Of the lines in this material, how many contain "What"? Answer with a single number only.

━━━━━━━━━━━━━━━━━━━━

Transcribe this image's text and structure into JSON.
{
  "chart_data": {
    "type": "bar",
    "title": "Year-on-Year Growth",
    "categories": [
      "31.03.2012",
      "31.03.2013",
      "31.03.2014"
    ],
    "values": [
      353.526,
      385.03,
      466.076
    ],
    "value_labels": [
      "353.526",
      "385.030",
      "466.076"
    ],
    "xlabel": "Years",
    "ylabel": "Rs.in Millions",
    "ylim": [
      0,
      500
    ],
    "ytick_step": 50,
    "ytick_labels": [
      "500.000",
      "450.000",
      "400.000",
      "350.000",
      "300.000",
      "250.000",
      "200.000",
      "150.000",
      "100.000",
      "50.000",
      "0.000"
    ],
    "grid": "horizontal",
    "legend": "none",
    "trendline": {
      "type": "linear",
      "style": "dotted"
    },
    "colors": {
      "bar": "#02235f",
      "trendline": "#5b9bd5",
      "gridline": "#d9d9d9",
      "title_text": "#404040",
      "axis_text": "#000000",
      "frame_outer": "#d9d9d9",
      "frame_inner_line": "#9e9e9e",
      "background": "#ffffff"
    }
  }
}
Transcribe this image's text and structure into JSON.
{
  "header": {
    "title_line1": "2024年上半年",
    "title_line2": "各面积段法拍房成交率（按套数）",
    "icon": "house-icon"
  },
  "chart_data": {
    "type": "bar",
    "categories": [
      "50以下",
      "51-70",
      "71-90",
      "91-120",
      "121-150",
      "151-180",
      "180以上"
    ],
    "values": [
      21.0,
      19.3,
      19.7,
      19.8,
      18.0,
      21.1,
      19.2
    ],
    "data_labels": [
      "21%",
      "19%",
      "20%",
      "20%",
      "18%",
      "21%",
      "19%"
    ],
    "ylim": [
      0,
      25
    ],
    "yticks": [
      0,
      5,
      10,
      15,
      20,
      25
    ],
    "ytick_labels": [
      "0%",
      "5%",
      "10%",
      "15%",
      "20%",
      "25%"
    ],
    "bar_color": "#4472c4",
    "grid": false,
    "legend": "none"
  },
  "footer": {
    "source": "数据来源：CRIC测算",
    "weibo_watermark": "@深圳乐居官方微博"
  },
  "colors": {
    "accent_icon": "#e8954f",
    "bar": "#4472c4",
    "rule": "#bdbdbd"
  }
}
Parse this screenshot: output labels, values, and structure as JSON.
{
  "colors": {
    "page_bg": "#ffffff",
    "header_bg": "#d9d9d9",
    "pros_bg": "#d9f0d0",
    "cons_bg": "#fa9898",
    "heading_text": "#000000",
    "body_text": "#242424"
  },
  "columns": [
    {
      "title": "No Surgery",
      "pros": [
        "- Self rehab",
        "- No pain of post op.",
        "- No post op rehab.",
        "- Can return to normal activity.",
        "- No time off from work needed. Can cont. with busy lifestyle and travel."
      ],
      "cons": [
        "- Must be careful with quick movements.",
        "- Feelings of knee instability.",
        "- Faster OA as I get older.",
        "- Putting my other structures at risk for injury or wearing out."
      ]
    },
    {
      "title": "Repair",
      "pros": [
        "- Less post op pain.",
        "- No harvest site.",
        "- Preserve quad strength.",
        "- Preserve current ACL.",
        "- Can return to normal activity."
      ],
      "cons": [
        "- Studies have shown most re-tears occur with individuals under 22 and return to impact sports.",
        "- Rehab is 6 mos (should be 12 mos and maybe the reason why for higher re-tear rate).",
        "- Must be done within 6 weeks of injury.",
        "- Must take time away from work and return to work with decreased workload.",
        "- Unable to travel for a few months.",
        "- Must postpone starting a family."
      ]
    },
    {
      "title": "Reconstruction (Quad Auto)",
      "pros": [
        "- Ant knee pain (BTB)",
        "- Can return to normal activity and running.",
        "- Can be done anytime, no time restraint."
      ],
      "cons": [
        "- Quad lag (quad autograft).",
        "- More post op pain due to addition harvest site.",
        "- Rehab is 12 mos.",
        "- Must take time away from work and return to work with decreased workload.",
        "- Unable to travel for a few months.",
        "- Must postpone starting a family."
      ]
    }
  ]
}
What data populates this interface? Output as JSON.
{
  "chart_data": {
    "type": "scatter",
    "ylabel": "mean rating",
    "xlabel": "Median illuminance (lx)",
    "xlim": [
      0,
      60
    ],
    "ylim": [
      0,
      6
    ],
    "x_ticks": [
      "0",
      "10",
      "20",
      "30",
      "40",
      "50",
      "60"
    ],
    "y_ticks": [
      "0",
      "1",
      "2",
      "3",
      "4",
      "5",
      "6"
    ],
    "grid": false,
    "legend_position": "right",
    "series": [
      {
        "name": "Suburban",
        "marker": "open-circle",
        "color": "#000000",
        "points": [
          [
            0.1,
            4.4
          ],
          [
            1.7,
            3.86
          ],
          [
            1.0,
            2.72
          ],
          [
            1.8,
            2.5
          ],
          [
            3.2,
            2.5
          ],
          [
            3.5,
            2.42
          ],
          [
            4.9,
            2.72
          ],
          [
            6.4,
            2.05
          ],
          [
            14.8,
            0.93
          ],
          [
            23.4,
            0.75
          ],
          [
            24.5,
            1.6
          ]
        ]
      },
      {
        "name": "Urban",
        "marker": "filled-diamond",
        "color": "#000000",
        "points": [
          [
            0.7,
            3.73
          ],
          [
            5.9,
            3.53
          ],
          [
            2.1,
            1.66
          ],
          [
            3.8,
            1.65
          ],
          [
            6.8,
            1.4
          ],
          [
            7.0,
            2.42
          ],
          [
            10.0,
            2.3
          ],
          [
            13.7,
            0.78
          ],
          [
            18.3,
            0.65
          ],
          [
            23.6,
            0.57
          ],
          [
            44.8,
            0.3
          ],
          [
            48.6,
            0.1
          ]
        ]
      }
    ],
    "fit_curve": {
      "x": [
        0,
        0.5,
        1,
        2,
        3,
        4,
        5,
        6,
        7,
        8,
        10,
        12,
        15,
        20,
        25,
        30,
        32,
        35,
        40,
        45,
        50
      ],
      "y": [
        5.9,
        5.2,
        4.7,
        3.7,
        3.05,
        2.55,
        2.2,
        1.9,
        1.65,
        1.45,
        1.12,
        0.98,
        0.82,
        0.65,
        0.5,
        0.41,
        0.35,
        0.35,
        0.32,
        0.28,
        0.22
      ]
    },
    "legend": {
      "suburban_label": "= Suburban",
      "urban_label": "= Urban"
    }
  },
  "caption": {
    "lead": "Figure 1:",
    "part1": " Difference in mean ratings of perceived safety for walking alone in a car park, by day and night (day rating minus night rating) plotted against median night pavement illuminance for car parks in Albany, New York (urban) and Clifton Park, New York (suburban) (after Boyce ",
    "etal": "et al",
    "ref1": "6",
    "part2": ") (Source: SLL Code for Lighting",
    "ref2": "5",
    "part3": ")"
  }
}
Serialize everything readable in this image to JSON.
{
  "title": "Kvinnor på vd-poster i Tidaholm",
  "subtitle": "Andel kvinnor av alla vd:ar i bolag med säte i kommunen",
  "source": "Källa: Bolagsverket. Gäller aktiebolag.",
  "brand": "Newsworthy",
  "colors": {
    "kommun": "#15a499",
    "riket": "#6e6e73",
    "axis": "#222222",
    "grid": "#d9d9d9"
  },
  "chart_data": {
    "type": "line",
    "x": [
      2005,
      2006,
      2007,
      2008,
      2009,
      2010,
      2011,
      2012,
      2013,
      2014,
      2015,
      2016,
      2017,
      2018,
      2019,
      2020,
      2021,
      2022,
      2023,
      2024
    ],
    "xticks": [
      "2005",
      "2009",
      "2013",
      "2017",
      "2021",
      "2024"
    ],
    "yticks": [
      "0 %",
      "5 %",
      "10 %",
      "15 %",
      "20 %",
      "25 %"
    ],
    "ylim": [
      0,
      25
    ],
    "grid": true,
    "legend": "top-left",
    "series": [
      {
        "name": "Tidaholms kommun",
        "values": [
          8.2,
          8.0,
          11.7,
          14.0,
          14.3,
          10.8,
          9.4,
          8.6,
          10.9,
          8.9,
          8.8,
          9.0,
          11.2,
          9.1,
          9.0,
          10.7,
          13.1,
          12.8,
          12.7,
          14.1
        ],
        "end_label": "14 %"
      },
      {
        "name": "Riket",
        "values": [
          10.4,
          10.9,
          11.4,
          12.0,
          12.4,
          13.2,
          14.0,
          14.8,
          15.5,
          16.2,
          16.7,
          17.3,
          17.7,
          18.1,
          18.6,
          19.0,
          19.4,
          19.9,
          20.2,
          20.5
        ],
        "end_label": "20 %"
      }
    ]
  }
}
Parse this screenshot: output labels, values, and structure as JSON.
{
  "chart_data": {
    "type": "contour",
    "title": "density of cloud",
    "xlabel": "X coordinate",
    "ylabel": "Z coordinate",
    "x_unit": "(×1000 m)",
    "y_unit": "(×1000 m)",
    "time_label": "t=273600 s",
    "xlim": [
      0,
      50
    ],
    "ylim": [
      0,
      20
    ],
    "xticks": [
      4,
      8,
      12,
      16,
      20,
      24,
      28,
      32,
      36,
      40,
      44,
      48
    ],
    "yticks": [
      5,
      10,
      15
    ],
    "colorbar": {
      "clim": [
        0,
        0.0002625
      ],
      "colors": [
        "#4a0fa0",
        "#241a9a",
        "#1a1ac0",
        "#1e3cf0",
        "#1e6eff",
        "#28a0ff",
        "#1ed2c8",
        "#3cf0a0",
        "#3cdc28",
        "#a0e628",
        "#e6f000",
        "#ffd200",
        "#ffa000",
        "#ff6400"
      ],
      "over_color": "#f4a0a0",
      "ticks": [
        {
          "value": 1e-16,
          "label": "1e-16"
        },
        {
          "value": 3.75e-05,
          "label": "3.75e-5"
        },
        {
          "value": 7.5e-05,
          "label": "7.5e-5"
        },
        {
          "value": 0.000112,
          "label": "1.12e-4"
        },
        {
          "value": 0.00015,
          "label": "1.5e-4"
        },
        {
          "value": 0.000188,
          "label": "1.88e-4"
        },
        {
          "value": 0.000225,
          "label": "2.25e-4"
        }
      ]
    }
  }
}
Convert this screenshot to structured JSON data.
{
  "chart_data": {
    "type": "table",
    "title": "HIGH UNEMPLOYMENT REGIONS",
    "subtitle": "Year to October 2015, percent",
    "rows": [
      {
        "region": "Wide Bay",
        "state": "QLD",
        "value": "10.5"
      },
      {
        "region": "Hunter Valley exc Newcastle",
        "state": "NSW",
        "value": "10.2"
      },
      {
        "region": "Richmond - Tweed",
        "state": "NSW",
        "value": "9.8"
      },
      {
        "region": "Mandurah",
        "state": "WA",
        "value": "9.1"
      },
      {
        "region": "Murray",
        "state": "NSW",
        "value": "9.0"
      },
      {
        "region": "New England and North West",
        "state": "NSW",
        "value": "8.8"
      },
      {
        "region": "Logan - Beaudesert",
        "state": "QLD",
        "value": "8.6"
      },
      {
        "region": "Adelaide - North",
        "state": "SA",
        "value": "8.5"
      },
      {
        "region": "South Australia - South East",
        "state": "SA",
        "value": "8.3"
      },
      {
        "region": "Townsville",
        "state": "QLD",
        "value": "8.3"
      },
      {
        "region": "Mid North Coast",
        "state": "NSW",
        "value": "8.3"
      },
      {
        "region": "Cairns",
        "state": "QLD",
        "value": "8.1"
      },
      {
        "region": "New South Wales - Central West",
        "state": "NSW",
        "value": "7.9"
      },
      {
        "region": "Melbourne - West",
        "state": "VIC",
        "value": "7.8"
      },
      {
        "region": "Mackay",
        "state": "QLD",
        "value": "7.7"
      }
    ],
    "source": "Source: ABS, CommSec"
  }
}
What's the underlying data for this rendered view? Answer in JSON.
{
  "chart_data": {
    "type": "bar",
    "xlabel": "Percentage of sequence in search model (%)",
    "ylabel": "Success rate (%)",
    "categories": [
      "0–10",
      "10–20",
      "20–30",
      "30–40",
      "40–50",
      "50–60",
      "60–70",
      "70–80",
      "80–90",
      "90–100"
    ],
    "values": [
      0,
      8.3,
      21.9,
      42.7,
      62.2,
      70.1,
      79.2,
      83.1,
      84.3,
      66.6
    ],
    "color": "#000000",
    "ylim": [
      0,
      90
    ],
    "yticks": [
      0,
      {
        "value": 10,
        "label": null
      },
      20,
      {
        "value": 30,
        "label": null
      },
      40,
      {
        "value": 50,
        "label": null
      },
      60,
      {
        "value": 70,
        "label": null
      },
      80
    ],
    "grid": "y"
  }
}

━━━━━━━━━━━━━━━━━━━━

Exercise solution:
2